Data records
_ _ _ _

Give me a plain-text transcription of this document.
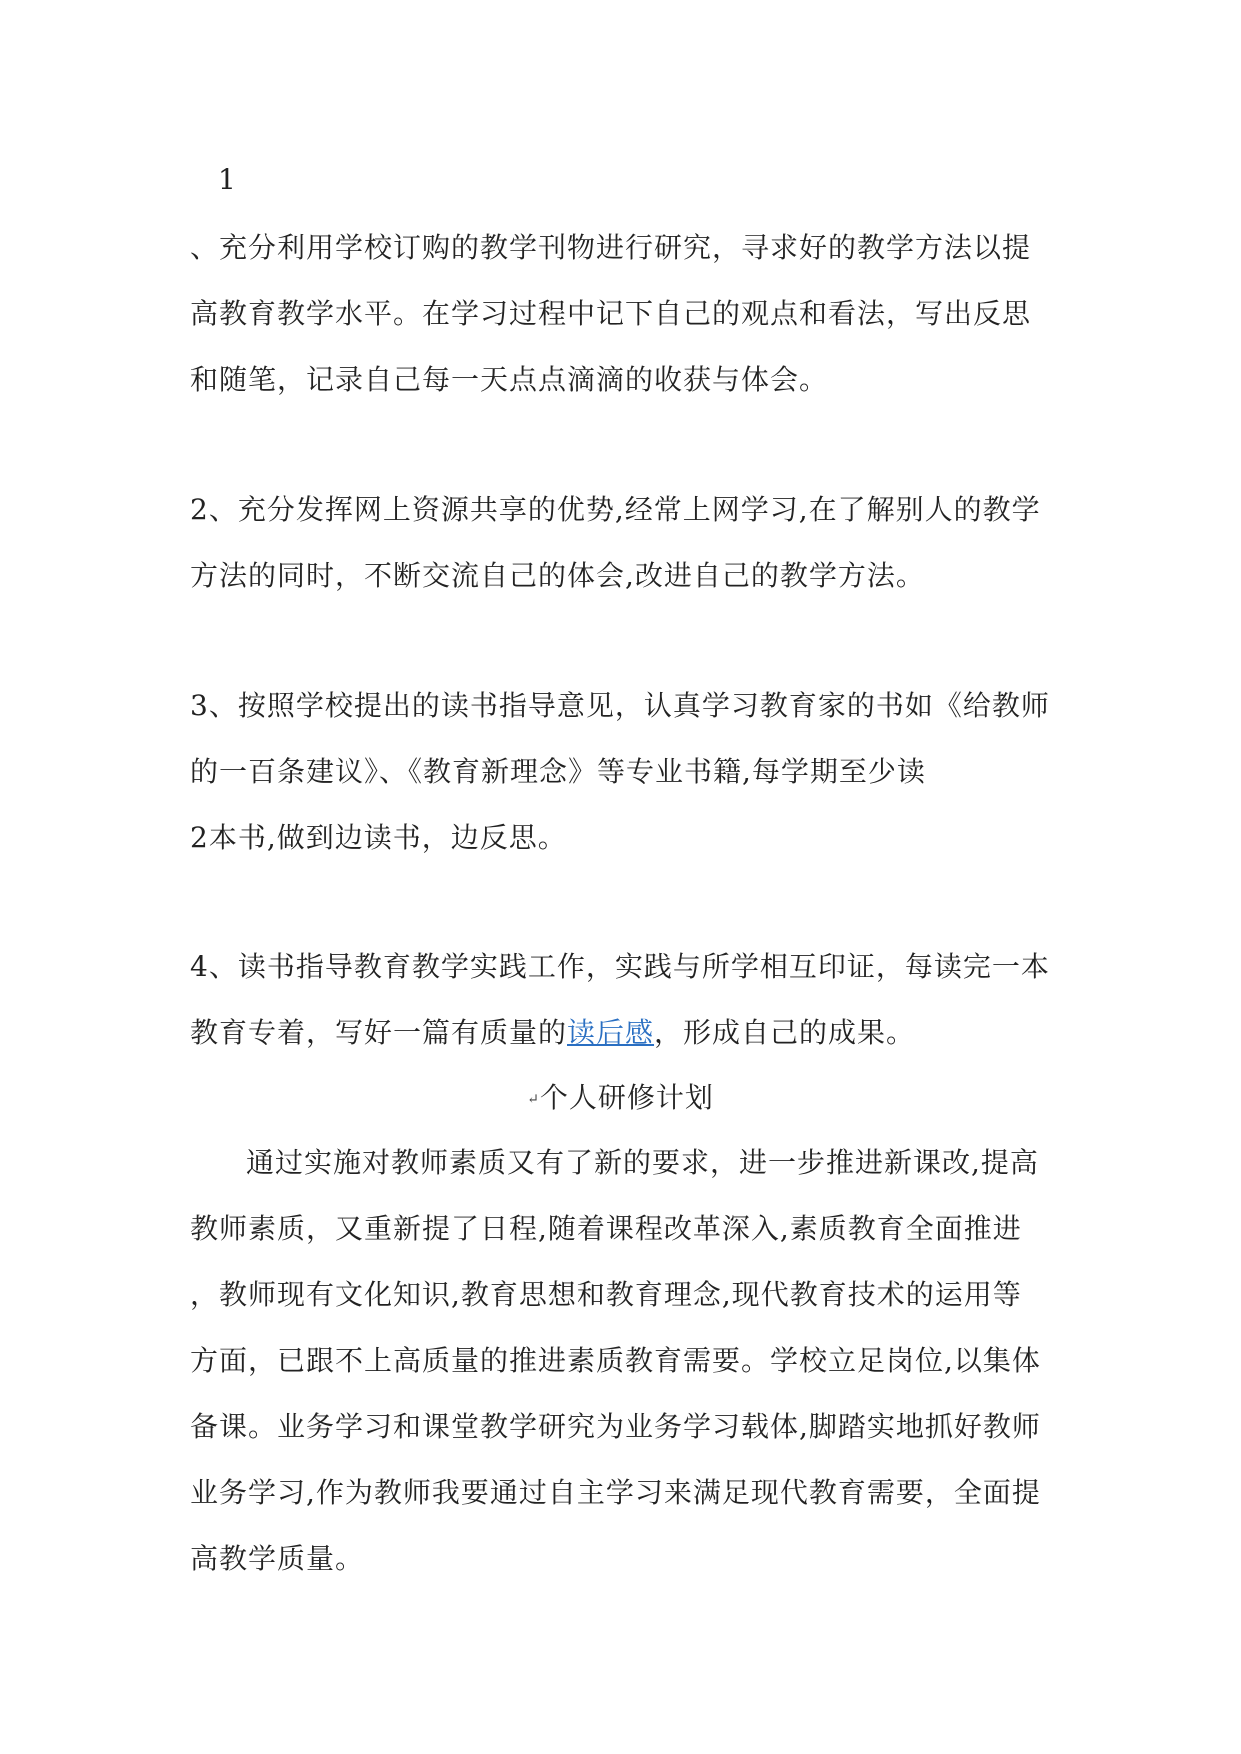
1
、充分利用学校订购的教学刊物进行研究，寻求好的教学方法以提
高教育教学水平。在学习过程中记下自己的观点和看法，写出反思
和随笔，记录自己每一天点点滴滴的收获与体会。
2、充分发挥网上资源共享的优势,经常上网学习,在了解别人的教学
方法的同时，不断交流自己的体会,改进自己的教学方法。
3、按照学校提出的读书指导意见，认真学习教育家的书如《给教师
的一百条建议》、《教育新理念》等专业书籍,每学期至少读
2本书,做到边读书，边反思。
4、读书指导教育教学实践工作，实践与所学相互印证，每读完一本
教育专着，写好一篇有质量的读后感，形成自己的成果。
↵个人研修计划
通过实施对教师素质又有了新的要求，进一步推进新课改,提高
教师素质，又重新提了日程,随着课程改革深入,素质教育全面推进
，教师现有文化知识,教育思想和教育理念,现代教育技术的运用等
方面，已跟不上高质量的推进素质教育需要。学校立足岗位,以集体
备课。业务学习和课堂教学研究为业务学习载体,脚踏实地抓好教师
业务学习,作为教师我要通过自主学习来满足现代教育需要，全面提
高教学质量。
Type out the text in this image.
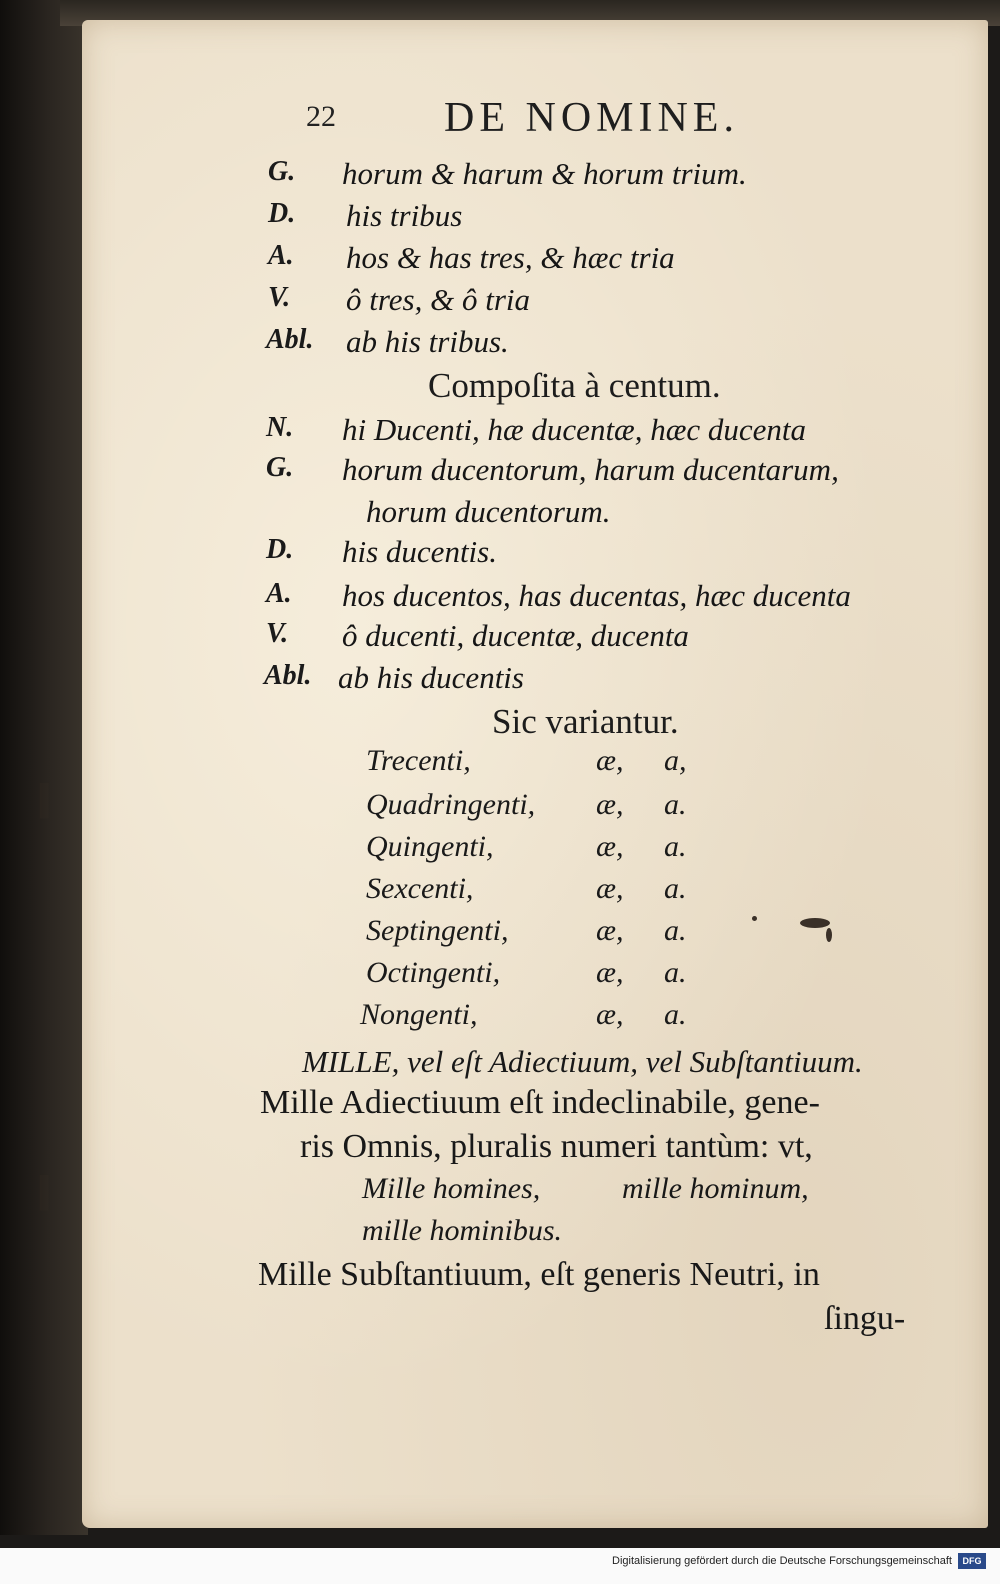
▍
▍
22	DE NOMINE.
G. horum & harum & horum trium.
D. his tribus
A. hos & has tres, & hæc tria
V. ô tres, & ô tria
Abl. ab his tribus.
Compoſita à centum.
N. hi Ducenti, hæ ducentæ, hæc ducenta
G. horum ducentorum, harum ducentarum,
horum ducentorum.
D. his ducentis.
A. hos ducentos, has ducentas, hæc ducenta
V. ô ducenti, ducentæ, ducenta
Abl. ab his ducentis
Sic variantur.
Trecenti,	æ, a,
Quadringenti, æ, a.
Quingenti,	æ, a.
Sexcenti,	æ, a.
Septingenti,	æ, a.
Octingenti,	æ, a.
Nongenti,	æ, a.
MILLE, vel eſt Adiectiuum, vel Subſtantiuum.
Mille Adiectiuum eſt indeclinabile, gene-
ris Omnis, pluralis numeri tantùm: vt,
Mille homines,	mille hominum,
mille hominibus.
Mille Subſtantiuum, eſt generis Neutri, in
ſingu-
Digitalisierung gefördert durch die Deutsche Forschungsgemeinschaft	DFG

_ _ _ _

Leave the pictures out and print the records above exactly as they stand.

Give me a plain-text transcription of this document.
1
、充分利用学校订购的教学刊物进行研究，寻求好的教学方法以提
高教育教学水平。在学习过程中记下自己的观点和看法，写出反思
和随笔，记录自己每一天点点滴滴的收获与体会。
2、充分发挥网上资源共享的优势,经常上网学习,在了解别人的教学
方法的同时，不断交流自己的体会,改进自己的教学方法。
3、按照学校提出的读书指导意见，认真学习教育家的书如《给教师
的一百条建议》、《教育新理念》等专业书籍,每学期至少读
2本书,做到边读书，边反思。
4、读书指导教育教学实践工作，实践与所学相互印证，每读完一本
教育专着，写好一篇有质量的读后感，形成自己的成果。
↵个人研修计划
通过实施对教师素质又有了新的要求，进一步推进新课改,提高
教师素质，又重新提了日程,随着课程改革深入,素质教育全面推进
，教师现有文化知识,教育思想和教育理念,现代教育技术的运用等
方面，已跟不上高质量的推进素质教育需要。学校立足岗位,以集体
备课。业务学习和课堂教学研究为业务学习载体,脚踏实地抓好教师
业务学习,作为教师我要通过自主学习来满足现代教育需要，全面提
高教学质量。
Type out the text in this image.
▍
▍
22	DE NOMINE.
G. horum & harum & horum trium.
D. his tribus
A. hos & has tres, & hæc tria
V. ô tres, & ô tria
Abl. ab his tribus.
Compoſita à centum.
N. hi Ducenti, hæ ducentæ, hæc ducenta
G. horum ducentorum, harum ducentarum,
horum ducentorum.
D. his ducentis.
A. hos ducentos, has ducentas, hæc ducenta
V. ô ducenti, ducentæ, ducenta
Abl. ab his ducentis
Sic variantur.
Trecenti,	æ, a,
Quadringenti, æ, a.
Quingenti,	æ, a.
Sexcenti,	æ, a.
Septingenti,	æ, a.
Octingenti,	æ, a.
Nongenti,	æ, a.
MILLE, vel eſt Adiectiuum, vel Subſtantiuum.
Mille Adiectiuum eſt indeclinabile, gene-
ris Omnis, pluralis numeri tantùm: vt,
Mille homines,	mille hominum,
mille hominibus.
Mille Subſtantiuum, eſt generis Neutri, in
ſingu-
Digitalisierung gefördert durch die Deutsche Forschungsgemeinschaft	DFG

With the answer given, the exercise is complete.